What you need to do ▸ Exactly as written, please set down all of the entries again, with no pictures.

[start Exercise materials]

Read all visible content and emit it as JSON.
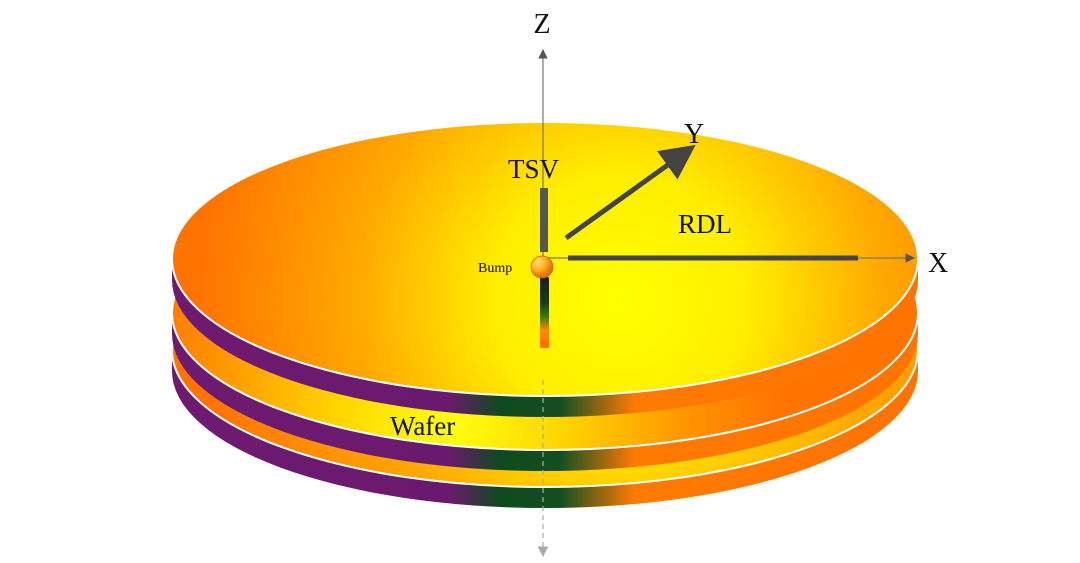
{
  "axes": {
    "z": "Z",
    "x": "X",
    "y": "Y"
  },
  "labels": {
    "tsv": "TSV",
    "rdl": "RDL",
    "bump": "Bump",
    "wafer": "Wafer"
  },
  "colors": {
    "orange": "#ff7a00",
    "yellow": "#ffff00",
    "purple": "#6e1a70",
    "green": "#0f4a1e",
    "axis_line": "#444444",
    "axis_arrow": "#555555"
  }
}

[end Exercise materials]

Solved problem ▸
Read all visible content and emit it as JSON.
{
  "axes": {
    "z": "Z",
    "x": "X",
    "y": "Y"
  },
  "labels": {
    "tsv": "TSV",
    "rdl": "RDL",
    "bump": "Bump",
    "wafer": "Wafer"
  },
  "colors": {
    "orange": "#ff7a00",
    "yellow": "#ffff00",
    "purple": "#6e1a70",
    "green": "#0f4a1e",
    "axis_line": "#444444",
    "axis_arrow": "#555555"
  }
}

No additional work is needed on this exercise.